== Raw data ==

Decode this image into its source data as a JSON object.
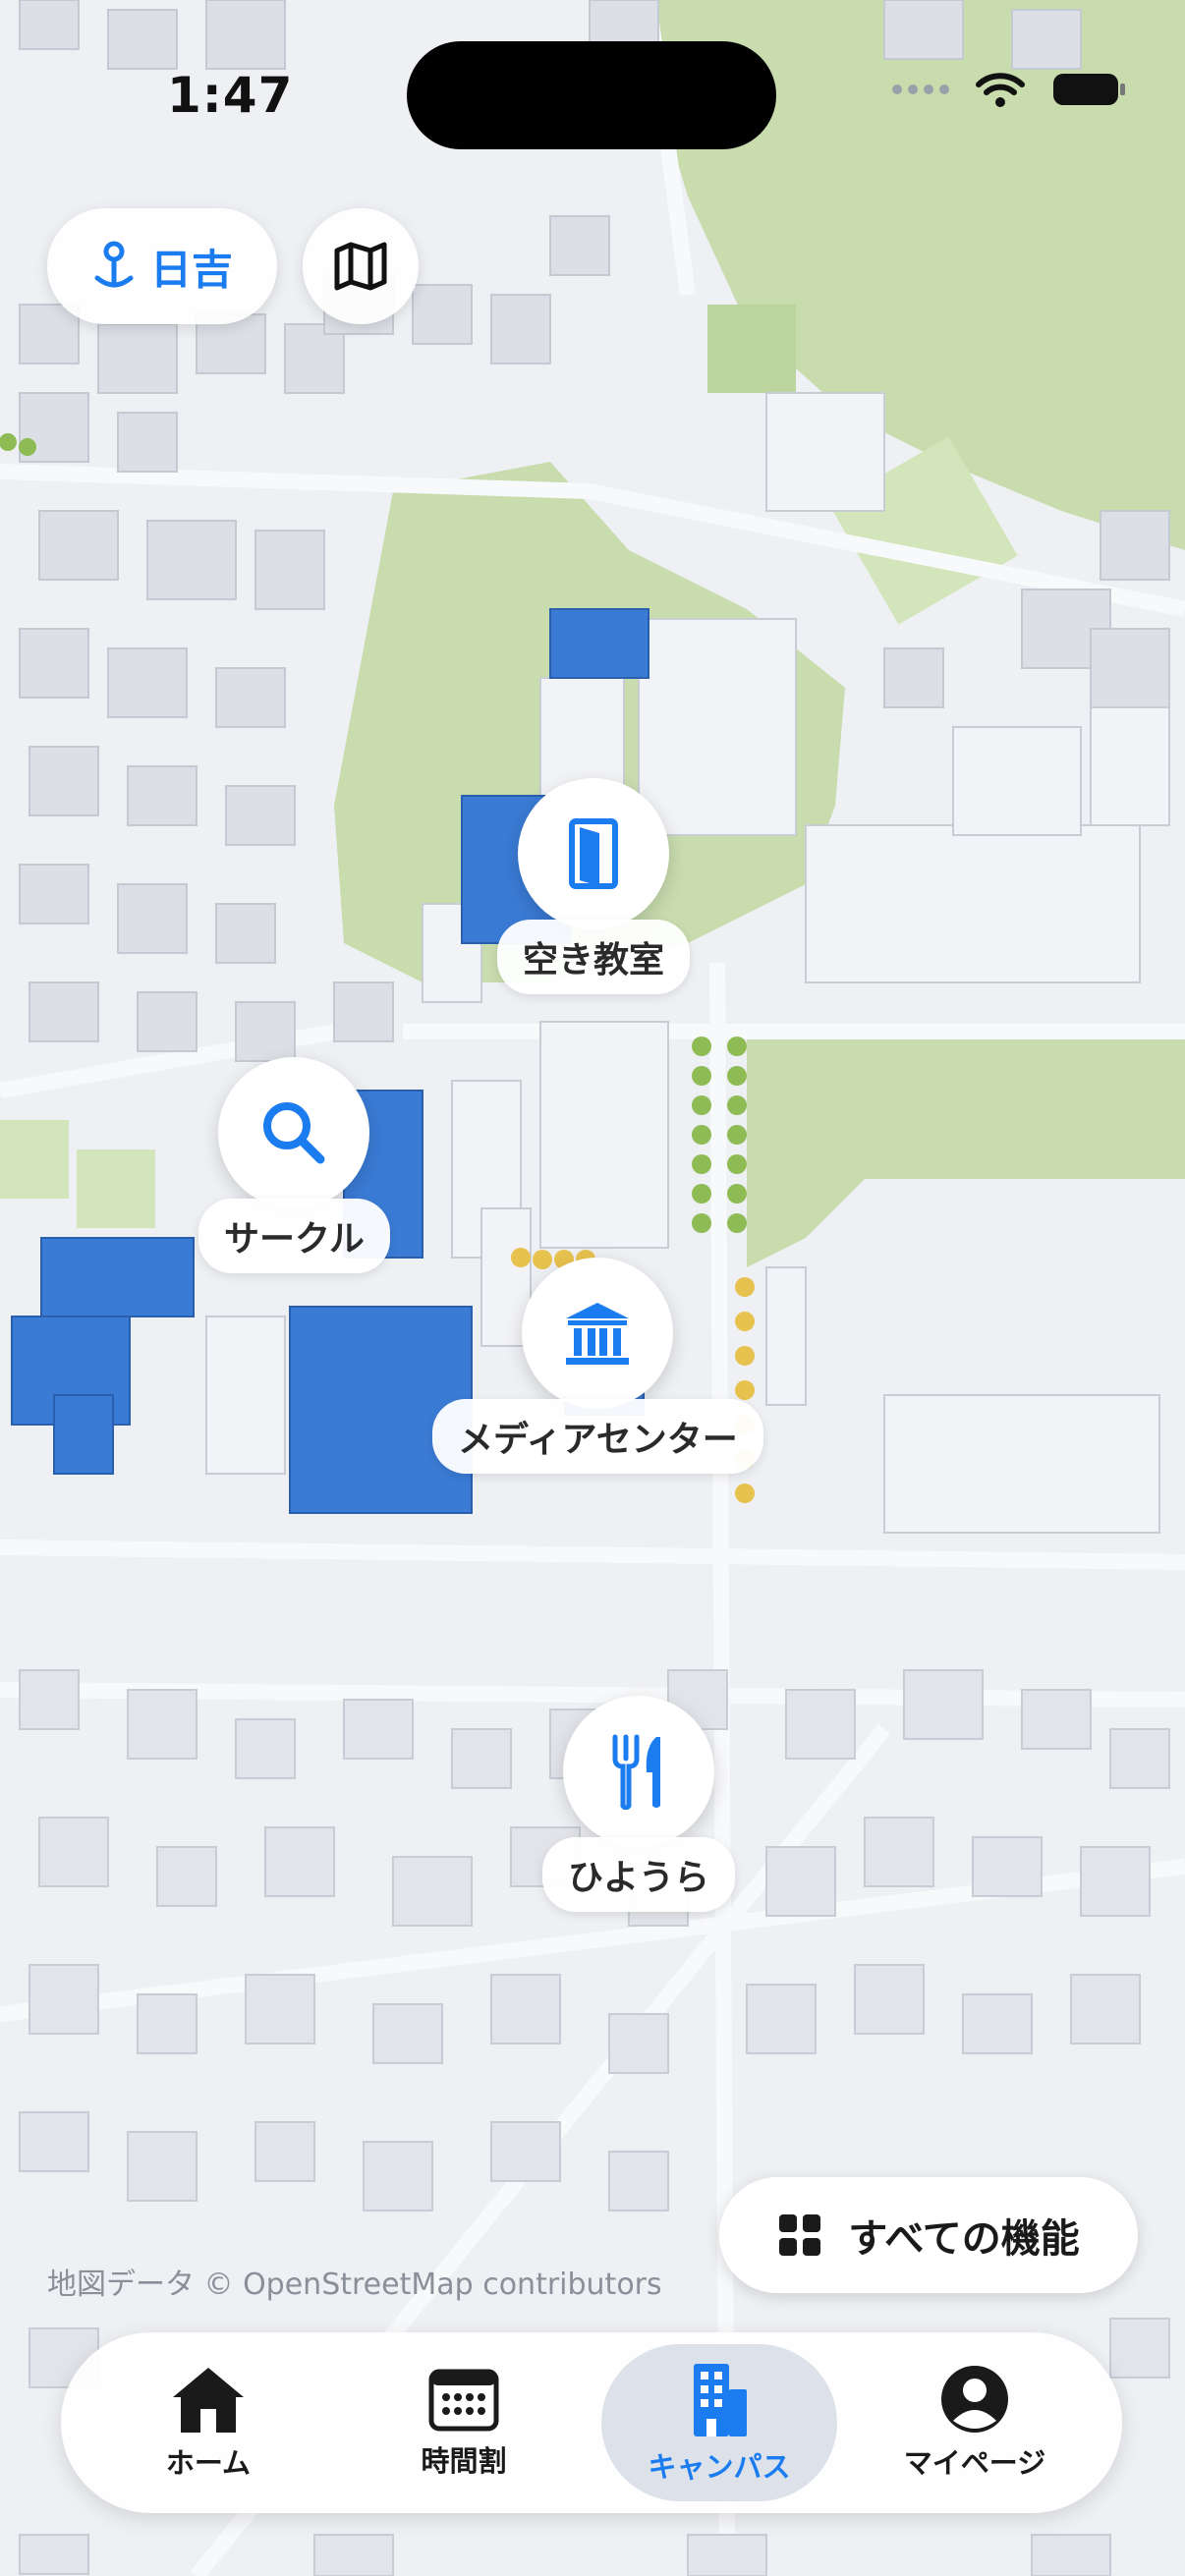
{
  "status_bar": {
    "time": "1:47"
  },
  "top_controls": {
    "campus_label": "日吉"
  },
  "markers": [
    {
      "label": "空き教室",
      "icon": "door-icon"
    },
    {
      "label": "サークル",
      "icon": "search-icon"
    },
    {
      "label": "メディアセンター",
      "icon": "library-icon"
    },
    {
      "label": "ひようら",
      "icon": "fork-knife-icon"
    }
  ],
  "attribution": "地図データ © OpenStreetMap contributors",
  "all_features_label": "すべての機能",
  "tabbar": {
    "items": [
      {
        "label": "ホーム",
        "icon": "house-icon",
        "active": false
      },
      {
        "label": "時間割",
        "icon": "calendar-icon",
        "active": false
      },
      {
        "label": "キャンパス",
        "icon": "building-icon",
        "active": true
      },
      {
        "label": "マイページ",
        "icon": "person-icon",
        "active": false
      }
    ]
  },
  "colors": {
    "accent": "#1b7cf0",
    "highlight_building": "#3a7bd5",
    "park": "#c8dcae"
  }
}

===

▶ Work to complete:
Scan the records above for the string "icon", then select every line that holds it.

▶ Response to this task:
      "icon": "door-icon"
      "icon": "search-icon"
      "icon": "library-icon"
      "icon": "fork-knife-icon"
        "icon": "house-icon",
        "icon": "calendar-icon",
        "icon": "building-icon",
        "icon": "person-icon",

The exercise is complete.